Collected data
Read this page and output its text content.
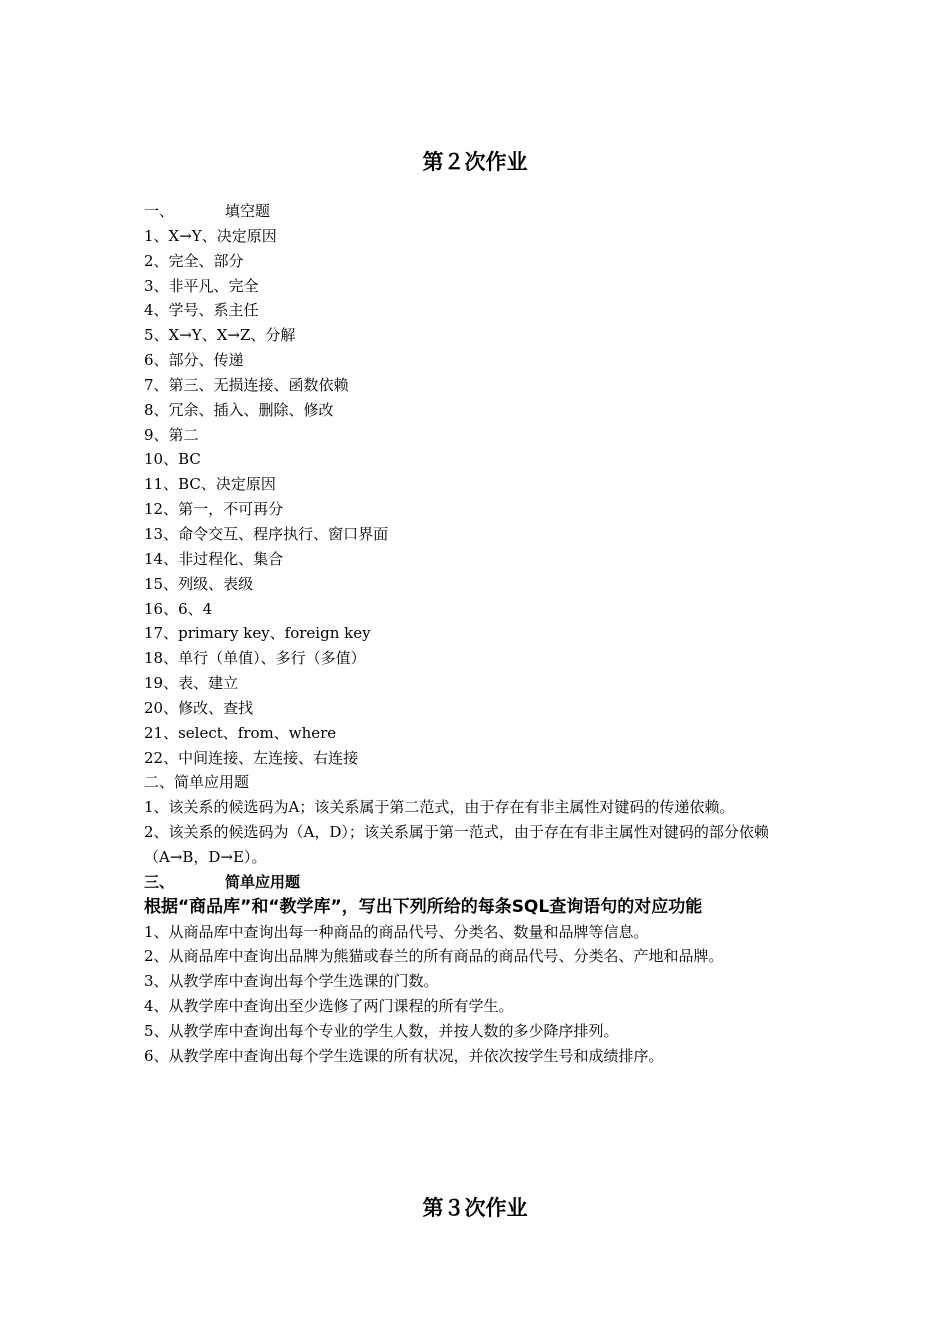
第２次作业
一、	填空题
1、X→Y、决定原因
2、完全、部分
3、非平凡、完全
4、学号、系主任
5、X→Y、X→Z、分解
6、部分、传递
7、第三、无损连接、函数依赖
8、冗余、插入、删除、修改
9、第二
10、BC
11、BC、决定原因
12、第一，不可再分
13、命令交互、程序执行、窗口界面
14、非过程化、集合
15、列级、表级
16、6、4
17、primary key、foreign key
18、单行（单值）、多行（多值）
19、表、建立
20、修改、查找
21、select、from、where
22、中间连接、左连接、右连接
二、简单应用题
1、该关系的候选码为A；该关系属于第二范式，由于存在有非主属性对键码的传递依赖。
2、该关系的候选码为（A，D）；该关系属于第一范式，由于存在有非主属性对键码的部分依赖（A→B，D→E）。
三、	简单应用题
根据“商品库”和“教学库”，写出下列所给的每条SQL查询语句的对应功能
1、从商品库中查询出每一种商品的商品代号、分类名、数量和品牌等信息。
2、从商品库中查询出品牌为熊猫或春兰的所有商品的商品代号、分类名、产地和品牌。
3、从教学库中查询出每个学生选课的门数。
4、从教学库中查询出至少选修了两门课程的所有学生。
5、从教学库中查询出每个专业的学生人数，并按人数的多少降序排列。
6、从教学库中查询出每个学生选课的所有状况，并依次按学生号和成绩排序。
第３次作业
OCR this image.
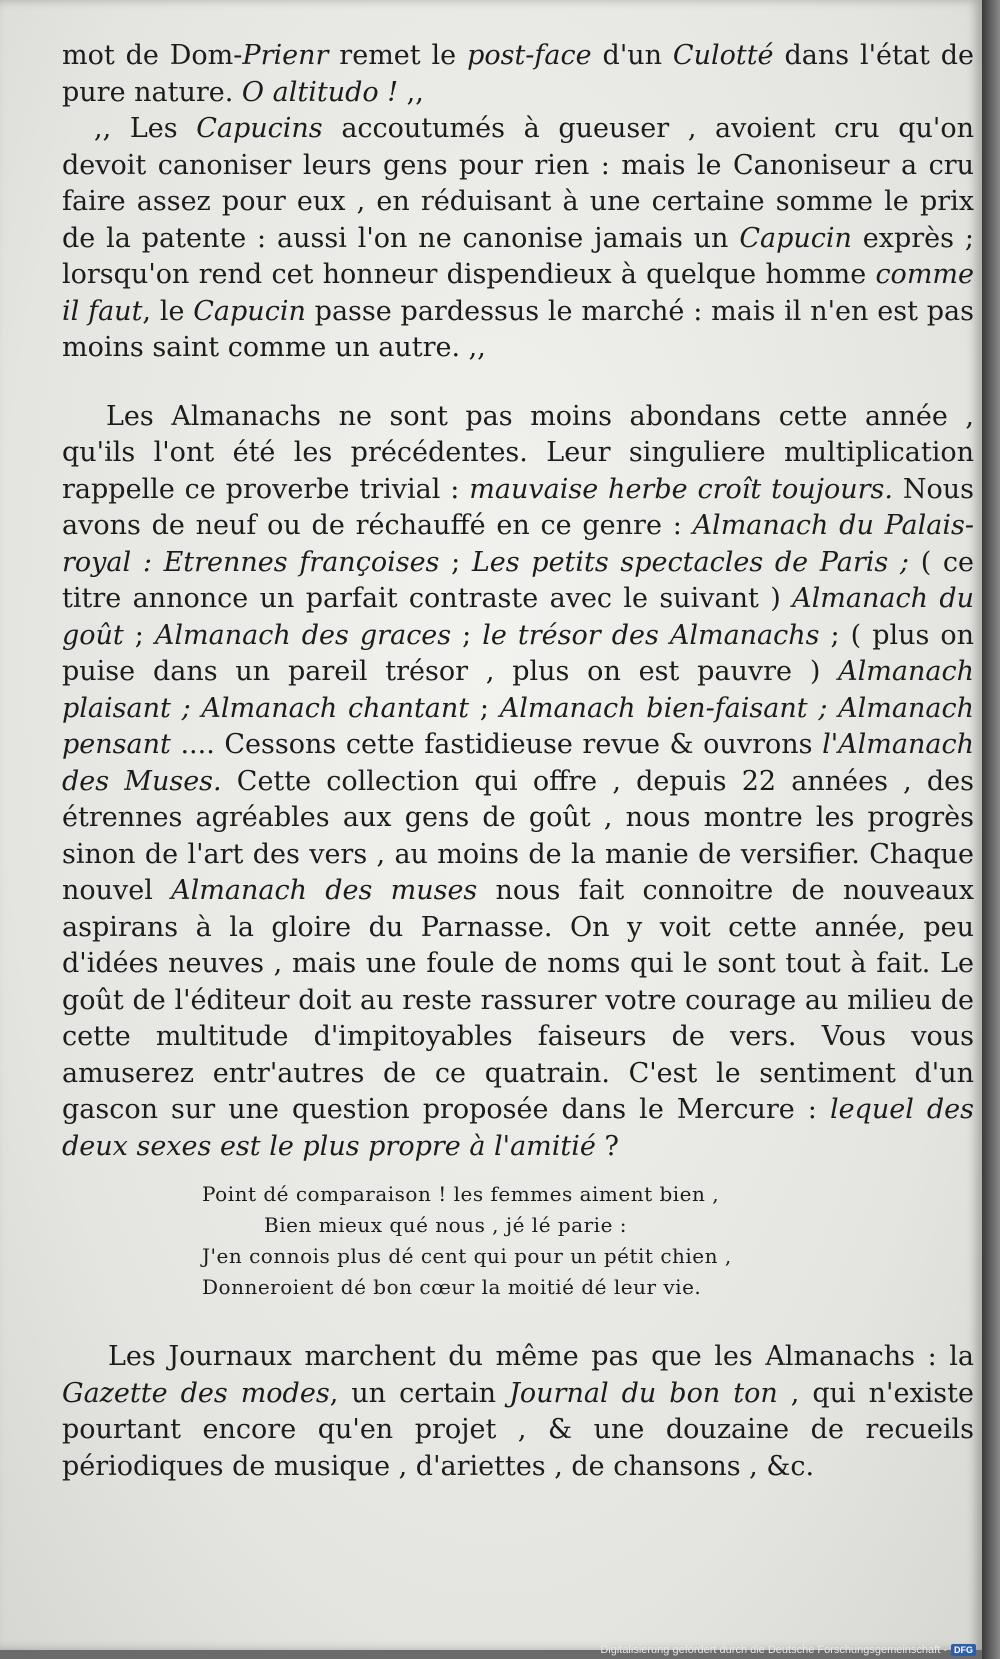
mot de Dom-Prienr remet le post-face d'un Culotté dans l'état de pure nature. O altitudo ! ,,

,, Les Capucins accoutumés à gueuser , avoient cru qu'on devoit canoniser leurs gens pour rien : mais le Canoniseur a cru faire assez pour eux , en réduisant à une certaine somme le prix de la patente : aussi l'on ne canonise jamais un Capucin exprès ; lorsqu'on rend cet honneur dispendieux à quelque homme comme il faut, le Capucin passe pardessus le marché : mais il n'en est pas moins saint comme un autre. ,,

Les Almanachs ne sont pas moins abondans cette année , qu'ils l'ont été les précédentes. Leur singuliere multiplication rappelle ce proverbe trivial : mauvaise herbe croît toujours. Nous avons de neuf ou de réchauffé en ce genre : Almanach du Palais-royal : Etrennes françoises ; Les petits spectacles de Paris ; ( ce titre annonce un parfait contraste avec le suivant ) Almanach du goût ; Almanach des graces ; le trésor des Almanachs ; ( plus on puise dans un pareil trésor , plus on est pauvre ) Almanach plaisant ; Almanach chantant ; Almanach bien-faisant ; Almanach pensant .... Cessons cette fastidieuse revue & ouvrons l'Almanach des Muses. Cette collection qui offre , depuis 22 années , des étrennes agréables aux gens de goût , nous montre les progrès sinon de l'art des vers , au moins de la manie de versifier. Chaque nouvel Almanach des muses nous fait connoitre de nouveaux aspirans à la gloire du Parnasse. On y voit cette année, peu d'idées neuves , mais une foule de noms qui le sont tout à fait. Le goût de l'éditeur doit au reste rassurer votre courage au milieu de cette multitude d'impitoyables faiseurs de vers. Vous vous amuserez entr'autres de ce quatrain. C'est le sentiment d'un gascon sur une question proposée dans le Mercure : lequel des deux sexes est le plus propre à l'amitié ?

Point dé comparaison ! les femmes aiment bien ,
Bien mieux qué nous , jé lé parie :
J'en connois plus dé cent qui pour un pétit chien ,
Donneroient dé bon cœur la moitié dé leur vie.

Les Journaux marchent du même pas que les Almanachs : la Gazette des modes, un certain Journal du bon ton , qui n'existe pourtant encore qu'en projet , & une douzaine de recueils périodiques de musique , d'ariettes , de chansons , &c.

Digitalisierung gefördert durch die Deutsche Forschungsgemeinschaft - DFG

**Problem to solve:**
Transcribe the records above verbatim. Do not carry over any picture.

**Answer to the problem:**
Read this page and output its text content.
第２次作业
一、	填空题
1、X→Y、决定原因
2、完全、部分
3、非平凡、完全
4、学号、系主任
5、X→Y、X→Z、分解
6、部分、传递
7、第三、无损连接、函数依赖
8、冗余、插入、删除、修改
9、第二
10、BC
11、BC、决定原因
12、第一，不可再分
13、命令交互、程序执行、窗口界面
14、非过程化、集合
15、列级、表级
16、6、4
17、primary key、foreign key
18、单行（单值）、多行（多值）
19、表、建立
20、修改、查找
21、select、from、where
22、中间连接、左连接、右连接
二、简单应用题
1、该关系的候选码为A；该关系属于第二范式，由于存在有非主属性对键码的传递依赖。
2、该关系的候选码为（A，D）；该关系属于第一范式，由于存在有非主属性对键码的部分依赖（A→B，D→E）。
三、	简单应用题
根据“商品库”和“教学库”，写出下列所给的每条SQL查询语句的对应功能
1、从商品库中查询出每一种商品的商品代号、分类名、数量和品牌等信息。
2、从商品库中查询出品牌为熊猫或春兰的所有商品的商品代号、分类名、产地和品牌。
3、从教学库中查询出每个学生选课的门数。
4、从教学库中查询出至少选修了两门课程的所有学生。
5、从教学库中查询出每个专业的学生人数，并按人数的多少降序排列。
6、从教学库中查询出每个学生选课的所有状况，并依次按学生号和成绩排序。
第３次作业
OCR this image.
mot de Dom-Prienr remet le post-face d'un Culotté dans l'état de pure nature. O altitudo ! ,,

,, Les Capucins accoutumés à gueuser , avoient cru qu'on devoit canoniser leurs gens pour rien : mais le Canoniseur a cru faire assez pour eux , en réduisant à une certaine somme le prix de la patente : aussi l'on ne canonise jamais un Capucin exprès ; lorsqu'on rend cet honneur dispendieux à quelque homme comme il faut, le Capucin passe pardessus le marché : mais il n'en est pas moins saint comme un autre. ,,

Les Almanachs ne sont pas moins abondans cette année , qu'ils l'ont été les précédentes. Leur singuliere multiplication rappelle ce proverbe trivial : mauvaise herbe croît toujours. Nous avons de neuf ou de réchauffé en ce genre : Almanach du Palais-royal : Etrennes françoises ; Les petits spectacles de Paris ; ( ce titre annonce un parfait contraste avec le suivant ) Almanach du goût ; Almanach des graces ; le trésor des Almanachs ; ( plus on puise dans un pareil trésor , plus on est pauvre ) Almanach plaisant ; Almanach chantant ; Almanach bien-faisant ; Almanach pensant .... Cessons cette fastidieuse revue & ouvrons l'Almanach des Muses. Cette collection qui offre , depuis 22 années , des étrennes agréables aux gens de goût , nous montre les progrès sinon de l'art des vers , au moins de la manie de versifier. Chaque nouvel Almanach des muses nous fait connoitre de nouveaux aspirans à la gloire du Parnasse. On y voit cette année, peu d'idées neuves , mais une foule de noms qui le sont tout à fait. Le goût de l'éditeur doit au reste rassurer votre courage au milieu de cette multitude d'impitoyables faiseurs de vers. Vous vous amuserez entr'autres de ce quatrain. C'est le sentiment d'un gascon sur une question proposée dans le Mercure : lequel des deux sexes est le plus propre à l'amitié ?

Point dé comparaison ! les femmes aiment bien ,
Bien mieux qué nous , jé lé parie :
J'en connois plus dé cent qui pour un pétit chien ,
Donneroient dé bon cœur la moitié dé leur vie.

Les Journaux marchent du même pas que les Almanachs : la Gazette des modes, un certain Journal du bon ton , qui n'existe pourtant encore qu'en projet , & une douzaine de recueils périodiques de musique , d'ariettes , de chansons , &c.

Digitalisierung gefördert durch die Deutsche Forschungsgemeinschaft - DFG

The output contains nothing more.